§ **Task details**: From the records below, pull each line that has "кажется".

----

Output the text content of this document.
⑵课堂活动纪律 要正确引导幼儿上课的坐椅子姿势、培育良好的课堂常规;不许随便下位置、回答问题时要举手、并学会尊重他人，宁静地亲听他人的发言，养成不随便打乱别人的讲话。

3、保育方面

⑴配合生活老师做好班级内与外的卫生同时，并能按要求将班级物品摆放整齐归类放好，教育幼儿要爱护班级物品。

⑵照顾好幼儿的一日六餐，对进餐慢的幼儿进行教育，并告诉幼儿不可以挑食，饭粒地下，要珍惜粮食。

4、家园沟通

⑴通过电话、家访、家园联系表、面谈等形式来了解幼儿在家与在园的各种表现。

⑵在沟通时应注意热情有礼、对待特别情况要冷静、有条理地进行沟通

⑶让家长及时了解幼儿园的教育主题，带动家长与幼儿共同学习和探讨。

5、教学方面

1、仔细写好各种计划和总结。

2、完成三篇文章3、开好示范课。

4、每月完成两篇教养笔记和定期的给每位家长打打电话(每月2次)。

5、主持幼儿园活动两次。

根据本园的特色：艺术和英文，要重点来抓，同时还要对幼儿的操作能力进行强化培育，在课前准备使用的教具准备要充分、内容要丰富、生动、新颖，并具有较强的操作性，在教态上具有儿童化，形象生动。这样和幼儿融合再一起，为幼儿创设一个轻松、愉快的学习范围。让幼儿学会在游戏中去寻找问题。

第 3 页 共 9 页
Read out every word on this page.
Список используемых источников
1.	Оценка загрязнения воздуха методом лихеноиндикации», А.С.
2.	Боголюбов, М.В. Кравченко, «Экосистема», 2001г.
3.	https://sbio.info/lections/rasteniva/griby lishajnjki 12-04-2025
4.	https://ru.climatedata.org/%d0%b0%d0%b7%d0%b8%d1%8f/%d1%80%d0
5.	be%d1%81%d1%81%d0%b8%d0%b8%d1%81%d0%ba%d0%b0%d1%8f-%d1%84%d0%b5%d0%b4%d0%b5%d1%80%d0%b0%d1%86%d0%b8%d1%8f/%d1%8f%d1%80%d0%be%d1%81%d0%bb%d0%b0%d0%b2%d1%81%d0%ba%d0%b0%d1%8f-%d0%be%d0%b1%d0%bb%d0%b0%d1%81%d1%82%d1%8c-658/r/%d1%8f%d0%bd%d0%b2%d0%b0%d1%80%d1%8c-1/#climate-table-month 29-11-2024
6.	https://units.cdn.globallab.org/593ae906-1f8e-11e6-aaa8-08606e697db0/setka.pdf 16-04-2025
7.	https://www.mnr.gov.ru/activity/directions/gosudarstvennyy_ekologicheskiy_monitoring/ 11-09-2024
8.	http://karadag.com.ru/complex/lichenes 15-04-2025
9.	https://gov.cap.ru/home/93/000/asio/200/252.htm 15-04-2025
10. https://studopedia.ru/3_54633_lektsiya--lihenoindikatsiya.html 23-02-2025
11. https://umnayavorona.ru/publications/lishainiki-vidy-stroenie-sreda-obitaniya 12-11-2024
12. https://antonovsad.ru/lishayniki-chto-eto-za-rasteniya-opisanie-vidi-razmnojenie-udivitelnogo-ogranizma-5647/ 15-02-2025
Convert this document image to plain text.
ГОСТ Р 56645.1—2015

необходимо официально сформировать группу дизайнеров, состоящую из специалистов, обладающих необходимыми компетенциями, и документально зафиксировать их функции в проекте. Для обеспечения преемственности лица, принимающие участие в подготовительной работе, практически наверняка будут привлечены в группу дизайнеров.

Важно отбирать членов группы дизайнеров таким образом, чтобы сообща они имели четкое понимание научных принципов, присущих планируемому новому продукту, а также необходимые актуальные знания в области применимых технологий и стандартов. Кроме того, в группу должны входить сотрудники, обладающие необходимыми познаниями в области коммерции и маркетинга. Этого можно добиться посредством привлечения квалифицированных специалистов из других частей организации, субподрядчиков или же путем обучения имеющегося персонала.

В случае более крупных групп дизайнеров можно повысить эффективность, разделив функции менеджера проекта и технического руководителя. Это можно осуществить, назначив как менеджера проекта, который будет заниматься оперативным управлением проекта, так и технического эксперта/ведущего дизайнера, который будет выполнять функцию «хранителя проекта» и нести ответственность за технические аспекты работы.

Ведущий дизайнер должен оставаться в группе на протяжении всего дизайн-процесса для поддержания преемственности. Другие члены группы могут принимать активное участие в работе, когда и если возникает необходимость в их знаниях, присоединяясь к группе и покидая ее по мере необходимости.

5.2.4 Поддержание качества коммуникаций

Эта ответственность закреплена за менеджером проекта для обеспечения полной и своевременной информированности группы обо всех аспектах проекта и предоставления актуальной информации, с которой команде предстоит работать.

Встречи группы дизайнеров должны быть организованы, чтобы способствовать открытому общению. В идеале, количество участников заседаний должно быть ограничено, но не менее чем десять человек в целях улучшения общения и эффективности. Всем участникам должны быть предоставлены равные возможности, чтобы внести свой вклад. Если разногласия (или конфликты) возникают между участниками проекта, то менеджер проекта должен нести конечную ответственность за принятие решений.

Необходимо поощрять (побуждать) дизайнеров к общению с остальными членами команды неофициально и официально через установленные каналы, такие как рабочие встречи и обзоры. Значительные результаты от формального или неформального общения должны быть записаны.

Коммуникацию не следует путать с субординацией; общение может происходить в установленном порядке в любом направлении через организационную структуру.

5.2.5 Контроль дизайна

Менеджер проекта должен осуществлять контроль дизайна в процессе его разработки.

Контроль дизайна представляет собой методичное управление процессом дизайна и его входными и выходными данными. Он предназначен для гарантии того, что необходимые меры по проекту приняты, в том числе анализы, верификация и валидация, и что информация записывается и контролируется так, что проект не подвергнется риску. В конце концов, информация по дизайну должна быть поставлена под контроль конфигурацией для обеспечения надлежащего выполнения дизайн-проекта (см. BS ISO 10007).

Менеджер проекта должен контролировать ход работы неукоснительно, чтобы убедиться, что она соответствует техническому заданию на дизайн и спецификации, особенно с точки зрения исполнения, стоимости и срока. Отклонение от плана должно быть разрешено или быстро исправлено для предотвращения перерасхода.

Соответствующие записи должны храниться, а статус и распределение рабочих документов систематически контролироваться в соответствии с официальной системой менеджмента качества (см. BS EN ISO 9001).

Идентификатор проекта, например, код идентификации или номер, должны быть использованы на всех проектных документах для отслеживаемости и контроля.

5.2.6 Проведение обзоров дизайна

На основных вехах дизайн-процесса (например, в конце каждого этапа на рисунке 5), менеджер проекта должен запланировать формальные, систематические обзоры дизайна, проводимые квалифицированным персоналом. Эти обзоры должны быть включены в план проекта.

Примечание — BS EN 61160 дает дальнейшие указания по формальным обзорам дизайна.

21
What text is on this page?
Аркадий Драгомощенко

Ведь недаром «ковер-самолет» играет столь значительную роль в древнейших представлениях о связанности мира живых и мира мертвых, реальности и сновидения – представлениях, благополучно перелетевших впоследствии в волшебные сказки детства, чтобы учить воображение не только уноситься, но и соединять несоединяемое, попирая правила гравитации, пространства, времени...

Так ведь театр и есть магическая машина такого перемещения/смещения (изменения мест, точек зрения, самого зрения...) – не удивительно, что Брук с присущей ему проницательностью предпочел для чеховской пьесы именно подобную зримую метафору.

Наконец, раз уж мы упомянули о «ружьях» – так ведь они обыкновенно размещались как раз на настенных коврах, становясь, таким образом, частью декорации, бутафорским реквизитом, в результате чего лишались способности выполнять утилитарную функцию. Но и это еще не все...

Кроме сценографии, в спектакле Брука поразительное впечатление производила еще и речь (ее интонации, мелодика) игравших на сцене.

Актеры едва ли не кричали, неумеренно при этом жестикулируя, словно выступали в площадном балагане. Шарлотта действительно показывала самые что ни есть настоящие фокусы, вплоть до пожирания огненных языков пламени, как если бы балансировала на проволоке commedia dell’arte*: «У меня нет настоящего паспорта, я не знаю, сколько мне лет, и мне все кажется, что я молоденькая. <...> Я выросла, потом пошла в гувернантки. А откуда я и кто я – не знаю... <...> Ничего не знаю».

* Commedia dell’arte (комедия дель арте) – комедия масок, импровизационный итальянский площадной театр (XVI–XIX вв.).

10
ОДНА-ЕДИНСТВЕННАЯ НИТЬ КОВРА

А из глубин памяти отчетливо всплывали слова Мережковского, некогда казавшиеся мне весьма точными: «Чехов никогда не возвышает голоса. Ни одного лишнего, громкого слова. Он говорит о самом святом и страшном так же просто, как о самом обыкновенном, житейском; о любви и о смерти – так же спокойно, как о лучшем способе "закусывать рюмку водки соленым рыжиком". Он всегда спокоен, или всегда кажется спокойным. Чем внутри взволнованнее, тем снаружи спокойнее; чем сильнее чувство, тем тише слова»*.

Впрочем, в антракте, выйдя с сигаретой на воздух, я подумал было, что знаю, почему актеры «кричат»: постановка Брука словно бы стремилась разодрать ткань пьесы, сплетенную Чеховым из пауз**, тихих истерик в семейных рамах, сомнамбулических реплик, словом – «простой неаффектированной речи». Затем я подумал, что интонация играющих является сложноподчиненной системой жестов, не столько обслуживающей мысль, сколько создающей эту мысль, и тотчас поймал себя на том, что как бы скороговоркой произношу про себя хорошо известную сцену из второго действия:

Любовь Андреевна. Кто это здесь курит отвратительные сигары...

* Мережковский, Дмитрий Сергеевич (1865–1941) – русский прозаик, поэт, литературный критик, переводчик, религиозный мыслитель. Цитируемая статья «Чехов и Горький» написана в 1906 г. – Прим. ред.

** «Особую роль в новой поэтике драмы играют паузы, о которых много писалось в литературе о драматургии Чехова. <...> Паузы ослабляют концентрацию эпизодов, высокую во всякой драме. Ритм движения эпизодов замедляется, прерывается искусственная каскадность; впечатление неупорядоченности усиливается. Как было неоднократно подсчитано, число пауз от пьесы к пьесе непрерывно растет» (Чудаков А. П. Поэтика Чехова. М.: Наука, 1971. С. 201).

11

----

§ **Final result**:
Актеры едва ли не кричали, неумеренно при этом жестикулируя, словно выступали в площадном балагане. Шарлотта действительно показывала самые что ни есть настоящие фокусы, вплоть до пожирания огненных языков пламени, как если бы балансировала на проволоке commedia dell’arte*: «У меня нет настоящего паспорта, я не знаю, сколько мне лет, и мне все кажется, что я молоденькая. <...> Я выросла, потом пошла в гувернантки. А откуда я и кто я – не знаю... <...> Ничего не знаю».
А из глубин памяти отчетливо всплывали слова Мережковского, некогда казавшиеся мне весьма точными: «Чехов никогда не возвышает голоса. Ни одного лишнего, громкого слова. Он говорит о самом святом и страшном так же просто, как о самом обыкновенном, житейском; о любви и о смерти – так же спокойно, как о лучшем способе "закусывать рюмку водки соленым рыжиком". Он всегда спокоен, или всегда кажется спокойным. Чем внутри взволнованнее, тем снаружи спокойнее; чем сильнее чувство, тем тише слова»*.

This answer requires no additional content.